Instruction ::
Exactly as given, repeat all of the entries.

[Stored records]
********************
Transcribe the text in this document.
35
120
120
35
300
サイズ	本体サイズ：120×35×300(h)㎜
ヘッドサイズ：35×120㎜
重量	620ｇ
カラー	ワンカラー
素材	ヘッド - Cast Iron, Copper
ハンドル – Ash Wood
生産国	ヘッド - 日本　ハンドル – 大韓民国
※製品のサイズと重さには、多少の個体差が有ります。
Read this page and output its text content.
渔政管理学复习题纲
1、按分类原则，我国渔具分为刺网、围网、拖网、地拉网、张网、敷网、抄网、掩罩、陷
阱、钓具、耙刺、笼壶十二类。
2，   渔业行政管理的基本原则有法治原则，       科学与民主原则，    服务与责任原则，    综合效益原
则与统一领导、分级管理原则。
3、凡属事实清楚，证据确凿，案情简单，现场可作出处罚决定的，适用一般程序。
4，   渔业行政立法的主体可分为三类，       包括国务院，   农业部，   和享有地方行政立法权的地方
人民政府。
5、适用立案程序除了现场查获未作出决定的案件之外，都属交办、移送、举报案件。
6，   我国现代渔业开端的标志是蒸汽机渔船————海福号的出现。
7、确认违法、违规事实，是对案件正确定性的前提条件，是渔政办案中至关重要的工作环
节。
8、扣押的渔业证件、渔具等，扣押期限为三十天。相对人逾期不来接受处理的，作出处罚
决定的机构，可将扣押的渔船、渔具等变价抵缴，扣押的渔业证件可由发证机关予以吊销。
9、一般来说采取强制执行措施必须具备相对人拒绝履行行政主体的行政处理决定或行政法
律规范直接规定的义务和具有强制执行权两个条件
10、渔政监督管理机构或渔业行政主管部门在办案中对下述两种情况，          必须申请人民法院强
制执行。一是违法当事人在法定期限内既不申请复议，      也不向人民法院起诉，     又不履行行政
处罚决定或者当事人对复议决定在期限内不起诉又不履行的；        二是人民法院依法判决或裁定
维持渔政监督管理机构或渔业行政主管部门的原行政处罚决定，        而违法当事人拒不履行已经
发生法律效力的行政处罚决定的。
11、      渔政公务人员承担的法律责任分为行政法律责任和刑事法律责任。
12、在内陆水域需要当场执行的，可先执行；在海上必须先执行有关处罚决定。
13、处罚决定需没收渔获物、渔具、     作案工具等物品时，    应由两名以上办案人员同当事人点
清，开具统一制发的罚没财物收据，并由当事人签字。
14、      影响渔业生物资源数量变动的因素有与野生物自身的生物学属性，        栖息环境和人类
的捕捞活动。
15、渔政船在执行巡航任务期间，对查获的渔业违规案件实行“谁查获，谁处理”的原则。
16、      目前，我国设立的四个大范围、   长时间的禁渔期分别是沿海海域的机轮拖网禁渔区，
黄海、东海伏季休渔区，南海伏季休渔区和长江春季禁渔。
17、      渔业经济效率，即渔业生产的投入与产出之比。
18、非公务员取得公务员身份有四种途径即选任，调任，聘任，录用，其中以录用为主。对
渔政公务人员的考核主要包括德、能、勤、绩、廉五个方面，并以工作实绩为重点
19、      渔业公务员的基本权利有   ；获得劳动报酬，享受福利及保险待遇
********************
Solved problem ::
Transcribe the text in this document.
35
120
120
35
300
サイズ	本体サイズ：120×35×300(h)㎜
ヘッドサイズ：35×120㎜
重量	620ｇ
カラー	ワンカラー
素材	ヘッド - Cast Iron, Copper
ハンドル – Ash Wood
生産国	ヘッド - 日本　ハンドル – 大韓民国
※製品のサイズと重さには、多少の個体差が有ります。
Read this page and output its text content.
渔政管理学复习题纲
1、按分类原则，我国渔具分为刺网、围网、拖网、地拉网、张网、敷网、抄网、掩罩、陷
阱、钓具、耙刺、笼壶十二类。
2，   渔业行政管理的基本原则有法治原则，       科学与民主原则，    服务与责任原则，    综合效益原
则与统一领导、分级管理原则。
3、凡属事实清楚，证据确凿，案情简单，现场可作出处罚决定的，适用一般程序。
4，   渔业行政立法的主体可分为三类，       包括国务院，   农业部，   和享有地方行政立法权的地方
人民政府。
5、适用立案程序除了现场查获未作出决定的案件之外，都属交办、移送、举报案件。
6，   我国现代渔业开端的标志是蒸汽机渔船————海福号的出现。
7、确认违法、违规事实，是对案件正确定性的前提条件，是渔政办案中至关重要的工作环
节。
8、扣押的渔业证件、渔具等，扣押期限为三十天。相对人逾期不来接受处理的，作出处罚
决定的机构，可将扣押的渔船、渔具等变价抵缴，扣押的渔业证件可由发证机关予以吊销。
9、一般来说采取强制执行措施必须具备相对人拒绝履行行政主体的行政处理决定或行政法
律规范直接规定的义务和具有强制执行权两个条件
10、渔政监督管理机构或渔业行政主管部门在办案中对下述两种情况，          必须申请人民法院强
制执行。一是违法当事人在法定期限内既不申请复议，      也不向人民法院起诉，     又不履行行政
处罚决定或者当事人对复议决定在期限内不起诉又不履行的；        二是人民法院依法判决或裁定
维持渔政监督管理机构或渔业行政主管部门的原行政处罚决定，        而违法当事人拒不履行已经
发生法律效力的行政处罚决定的。
11、      渔政公务人员承担的法律责任分为行政法律责任和刑事法律责任。
12、在内陆水域需要当场执行的，可先执行；在海上必须先执行有关处罚决定。
13、处罚决定需没收渔获物、渔具、     作案工具等物品时，    应由两名以上办案人员同当事人点
清，开具统一制发的罚没财物收据，并由当事人签字。
14、      影响渔业生物资源数量变动的因素有与野生物自身的生物学属性，        栖息环境和人类
的捕捞活动。
15、渔政船在执行巡航任务期间，对查获的渔业违规案件实行“谁查获，谁处理”的原则。
16、      目前，我国设立的四个大范围、   长时间的禁渔期分别是沿海海域的机轮拖网禁渔区，
黄海、东海伏季休渔区，南海伏季休渔区和长江春季禁渔。
17、      渔业经济效率，即渔业生产的投入与产出之比。
18、非公务员取得公务员身份有四种途径即选任，调任，聘任，录用，其中以录用为主。对
渔政公务人员的考核主要包括德、能、勤、绩、廉五个方面，并以工作实绩为重点
19、      渔业公务员的基本权利有   ；获得劳动报酬，享受福利及保险待遇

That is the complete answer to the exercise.